- REQUIREMENT -
List each line holding the string "info".

Dataset records
================

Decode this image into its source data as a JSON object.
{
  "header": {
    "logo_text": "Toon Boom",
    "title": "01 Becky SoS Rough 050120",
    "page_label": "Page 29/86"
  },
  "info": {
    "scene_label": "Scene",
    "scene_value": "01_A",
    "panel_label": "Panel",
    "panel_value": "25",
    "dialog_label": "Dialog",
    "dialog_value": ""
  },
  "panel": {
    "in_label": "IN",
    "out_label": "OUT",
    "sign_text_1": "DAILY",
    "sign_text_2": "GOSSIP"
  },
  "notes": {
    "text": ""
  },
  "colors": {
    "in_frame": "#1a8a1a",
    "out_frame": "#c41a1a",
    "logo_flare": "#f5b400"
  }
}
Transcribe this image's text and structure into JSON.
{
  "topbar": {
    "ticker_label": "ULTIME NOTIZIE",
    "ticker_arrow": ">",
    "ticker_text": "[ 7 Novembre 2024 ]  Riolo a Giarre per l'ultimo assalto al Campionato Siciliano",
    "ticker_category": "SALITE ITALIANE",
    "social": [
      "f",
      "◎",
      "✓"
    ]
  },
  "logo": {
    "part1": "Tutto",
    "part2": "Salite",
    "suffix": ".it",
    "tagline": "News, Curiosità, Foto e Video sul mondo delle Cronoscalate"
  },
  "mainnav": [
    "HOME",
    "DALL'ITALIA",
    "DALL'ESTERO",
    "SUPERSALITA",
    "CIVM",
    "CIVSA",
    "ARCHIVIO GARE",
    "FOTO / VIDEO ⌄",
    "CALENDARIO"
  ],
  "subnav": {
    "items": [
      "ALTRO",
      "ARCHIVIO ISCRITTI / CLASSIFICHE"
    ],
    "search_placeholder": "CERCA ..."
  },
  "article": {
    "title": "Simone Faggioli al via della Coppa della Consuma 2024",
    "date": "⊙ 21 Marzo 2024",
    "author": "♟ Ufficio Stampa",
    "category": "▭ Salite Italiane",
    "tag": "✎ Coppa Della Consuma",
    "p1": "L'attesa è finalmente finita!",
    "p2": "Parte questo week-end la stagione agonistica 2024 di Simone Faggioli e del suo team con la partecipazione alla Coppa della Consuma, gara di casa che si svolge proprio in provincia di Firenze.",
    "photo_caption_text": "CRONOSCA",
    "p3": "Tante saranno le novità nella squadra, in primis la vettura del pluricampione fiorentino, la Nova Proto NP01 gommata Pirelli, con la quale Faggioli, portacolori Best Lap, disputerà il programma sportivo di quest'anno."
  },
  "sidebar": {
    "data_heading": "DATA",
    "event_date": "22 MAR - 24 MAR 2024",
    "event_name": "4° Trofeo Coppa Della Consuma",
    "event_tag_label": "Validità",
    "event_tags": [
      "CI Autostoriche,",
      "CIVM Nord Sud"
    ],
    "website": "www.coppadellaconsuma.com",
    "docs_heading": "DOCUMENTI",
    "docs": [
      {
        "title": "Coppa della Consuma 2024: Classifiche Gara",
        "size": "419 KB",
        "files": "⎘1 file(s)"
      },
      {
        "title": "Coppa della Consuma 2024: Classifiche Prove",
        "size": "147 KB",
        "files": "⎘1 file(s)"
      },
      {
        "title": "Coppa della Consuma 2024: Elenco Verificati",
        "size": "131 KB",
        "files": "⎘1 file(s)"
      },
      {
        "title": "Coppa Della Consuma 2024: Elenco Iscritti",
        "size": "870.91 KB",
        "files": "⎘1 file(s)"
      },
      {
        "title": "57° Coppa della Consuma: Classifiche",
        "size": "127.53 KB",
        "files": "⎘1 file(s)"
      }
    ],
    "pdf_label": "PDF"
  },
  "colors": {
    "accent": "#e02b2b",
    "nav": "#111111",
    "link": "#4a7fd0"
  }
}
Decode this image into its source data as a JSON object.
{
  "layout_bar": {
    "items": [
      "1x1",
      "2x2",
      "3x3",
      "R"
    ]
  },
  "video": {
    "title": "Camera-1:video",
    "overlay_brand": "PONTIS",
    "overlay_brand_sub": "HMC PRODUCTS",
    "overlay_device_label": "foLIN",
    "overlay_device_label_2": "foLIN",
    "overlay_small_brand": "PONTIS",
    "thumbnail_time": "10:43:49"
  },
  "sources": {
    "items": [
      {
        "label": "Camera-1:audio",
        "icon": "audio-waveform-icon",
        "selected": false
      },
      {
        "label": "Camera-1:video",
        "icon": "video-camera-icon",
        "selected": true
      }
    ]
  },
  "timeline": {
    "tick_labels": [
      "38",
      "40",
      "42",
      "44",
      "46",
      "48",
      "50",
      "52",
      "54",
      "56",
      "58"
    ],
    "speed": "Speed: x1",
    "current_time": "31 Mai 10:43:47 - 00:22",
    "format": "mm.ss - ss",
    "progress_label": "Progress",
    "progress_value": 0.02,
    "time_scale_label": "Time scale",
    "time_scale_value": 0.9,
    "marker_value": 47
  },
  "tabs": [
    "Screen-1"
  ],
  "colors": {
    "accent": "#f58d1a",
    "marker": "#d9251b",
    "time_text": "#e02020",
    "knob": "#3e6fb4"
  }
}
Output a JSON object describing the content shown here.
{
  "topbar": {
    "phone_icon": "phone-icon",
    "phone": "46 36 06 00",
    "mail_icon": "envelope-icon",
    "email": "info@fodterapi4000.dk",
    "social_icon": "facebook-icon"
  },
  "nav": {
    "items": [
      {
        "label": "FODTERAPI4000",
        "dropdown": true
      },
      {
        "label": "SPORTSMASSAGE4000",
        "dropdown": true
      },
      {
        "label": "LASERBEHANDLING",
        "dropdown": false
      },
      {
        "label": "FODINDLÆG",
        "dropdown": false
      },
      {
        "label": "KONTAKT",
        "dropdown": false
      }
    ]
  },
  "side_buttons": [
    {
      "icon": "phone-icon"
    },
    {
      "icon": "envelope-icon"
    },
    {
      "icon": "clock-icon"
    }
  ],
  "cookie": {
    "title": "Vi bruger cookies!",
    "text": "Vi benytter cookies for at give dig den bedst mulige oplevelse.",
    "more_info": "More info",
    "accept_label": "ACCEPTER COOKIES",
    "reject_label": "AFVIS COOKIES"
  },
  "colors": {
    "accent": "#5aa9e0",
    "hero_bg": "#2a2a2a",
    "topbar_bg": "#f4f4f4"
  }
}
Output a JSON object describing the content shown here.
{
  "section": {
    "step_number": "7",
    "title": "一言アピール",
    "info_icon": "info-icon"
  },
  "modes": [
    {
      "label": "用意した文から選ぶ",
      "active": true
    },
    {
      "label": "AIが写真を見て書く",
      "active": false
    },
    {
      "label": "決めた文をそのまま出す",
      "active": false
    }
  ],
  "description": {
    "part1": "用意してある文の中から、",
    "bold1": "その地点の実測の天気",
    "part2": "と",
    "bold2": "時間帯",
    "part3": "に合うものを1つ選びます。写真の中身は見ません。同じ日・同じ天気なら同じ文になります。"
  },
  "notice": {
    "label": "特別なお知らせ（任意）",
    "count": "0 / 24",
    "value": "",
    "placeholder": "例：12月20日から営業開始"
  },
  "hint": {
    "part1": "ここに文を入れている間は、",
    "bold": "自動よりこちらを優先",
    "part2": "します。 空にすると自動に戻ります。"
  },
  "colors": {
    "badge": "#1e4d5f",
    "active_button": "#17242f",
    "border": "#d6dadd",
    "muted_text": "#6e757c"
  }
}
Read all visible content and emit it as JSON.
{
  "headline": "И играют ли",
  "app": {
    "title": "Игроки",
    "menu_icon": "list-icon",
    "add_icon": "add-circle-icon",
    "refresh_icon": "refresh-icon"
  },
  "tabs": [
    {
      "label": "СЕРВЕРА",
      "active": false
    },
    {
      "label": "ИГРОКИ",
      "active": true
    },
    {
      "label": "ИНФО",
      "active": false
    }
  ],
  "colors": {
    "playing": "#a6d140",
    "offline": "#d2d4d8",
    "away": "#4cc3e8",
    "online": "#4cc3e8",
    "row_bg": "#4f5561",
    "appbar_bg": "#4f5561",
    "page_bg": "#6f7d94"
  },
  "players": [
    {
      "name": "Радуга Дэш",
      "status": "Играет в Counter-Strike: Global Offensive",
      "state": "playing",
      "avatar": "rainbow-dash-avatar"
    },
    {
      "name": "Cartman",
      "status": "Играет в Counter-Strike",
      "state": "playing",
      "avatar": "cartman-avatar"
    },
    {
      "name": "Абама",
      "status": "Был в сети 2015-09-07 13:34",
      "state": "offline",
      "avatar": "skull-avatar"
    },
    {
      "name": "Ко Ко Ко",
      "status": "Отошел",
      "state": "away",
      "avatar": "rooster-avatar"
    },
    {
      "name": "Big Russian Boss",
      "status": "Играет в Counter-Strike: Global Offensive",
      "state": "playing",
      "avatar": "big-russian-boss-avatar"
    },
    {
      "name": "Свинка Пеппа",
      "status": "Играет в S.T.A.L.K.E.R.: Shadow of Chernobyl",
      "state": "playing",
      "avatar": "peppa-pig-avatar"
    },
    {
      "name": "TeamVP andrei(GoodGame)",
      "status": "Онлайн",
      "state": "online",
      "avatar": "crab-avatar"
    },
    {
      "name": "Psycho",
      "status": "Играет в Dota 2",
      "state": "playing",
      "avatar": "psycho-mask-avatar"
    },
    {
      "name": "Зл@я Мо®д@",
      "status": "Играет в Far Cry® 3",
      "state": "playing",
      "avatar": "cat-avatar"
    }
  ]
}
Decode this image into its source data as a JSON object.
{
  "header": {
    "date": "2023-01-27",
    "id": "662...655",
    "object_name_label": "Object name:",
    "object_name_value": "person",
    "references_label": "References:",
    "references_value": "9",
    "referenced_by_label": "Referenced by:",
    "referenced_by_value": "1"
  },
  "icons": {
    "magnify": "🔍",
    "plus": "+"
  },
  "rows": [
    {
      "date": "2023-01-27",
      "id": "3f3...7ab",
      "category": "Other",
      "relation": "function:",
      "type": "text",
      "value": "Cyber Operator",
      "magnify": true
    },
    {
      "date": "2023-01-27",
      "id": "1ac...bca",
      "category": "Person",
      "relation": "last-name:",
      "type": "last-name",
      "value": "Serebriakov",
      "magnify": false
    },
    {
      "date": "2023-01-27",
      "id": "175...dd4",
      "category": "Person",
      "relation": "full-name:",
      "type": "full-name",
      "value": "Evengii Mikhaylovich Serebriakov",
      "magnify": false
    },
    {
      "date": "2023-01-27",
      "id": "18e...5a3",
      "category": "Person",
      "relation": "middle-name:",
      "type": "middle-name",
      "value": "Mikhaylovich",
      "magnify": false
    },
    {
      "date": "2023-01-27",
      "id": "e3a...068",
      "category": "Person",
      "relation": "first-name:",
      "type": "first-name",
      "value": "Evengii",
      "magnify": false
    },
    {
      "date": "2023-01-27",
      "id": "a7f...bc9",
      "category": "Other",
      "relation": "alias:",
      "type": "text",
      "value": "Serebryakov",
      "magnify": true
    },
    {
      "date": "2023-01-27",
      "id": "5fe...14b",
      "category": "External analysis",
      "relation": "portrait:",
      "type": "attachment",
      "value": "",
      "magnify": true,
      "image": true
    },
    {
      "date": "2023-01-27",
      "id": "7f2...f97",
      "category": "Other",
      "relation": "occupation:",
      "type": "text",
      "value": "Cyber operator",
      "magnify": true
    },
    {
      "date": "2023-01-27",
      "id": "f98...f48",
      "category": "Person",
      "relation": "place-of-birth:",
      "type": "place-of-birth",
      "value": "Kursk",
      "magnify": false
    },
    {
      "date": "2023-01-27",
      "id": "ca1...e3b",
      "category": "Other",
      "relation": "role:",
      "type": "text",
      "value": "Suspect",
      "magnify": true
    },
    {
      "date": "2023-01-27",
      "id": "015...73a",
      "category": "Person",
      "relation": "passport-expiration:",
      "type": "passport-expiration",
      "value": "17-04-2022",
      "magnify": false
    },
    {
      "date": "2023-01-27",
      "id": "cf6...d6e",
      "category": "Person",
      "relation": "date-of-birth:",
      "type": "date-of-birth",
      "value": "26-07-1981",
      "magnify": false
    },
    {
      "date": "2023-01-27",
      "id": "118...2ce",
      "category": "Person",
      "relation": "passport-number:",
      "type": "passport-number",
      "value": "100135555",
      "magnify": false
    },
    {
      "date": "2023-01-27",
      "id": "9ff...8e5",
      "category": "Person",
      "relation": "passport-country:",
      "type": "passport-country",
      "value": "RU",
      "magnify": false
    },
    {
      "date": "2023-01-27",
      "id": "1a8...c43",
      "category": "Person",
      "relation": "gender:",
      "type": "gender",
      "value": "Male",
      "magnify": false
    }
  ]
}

================

- THE SOLUTION -
  "info": {
    "email": "info@fodterapi4000.dk",
    "more_info": "More info",
    "info_icon": "info-icon"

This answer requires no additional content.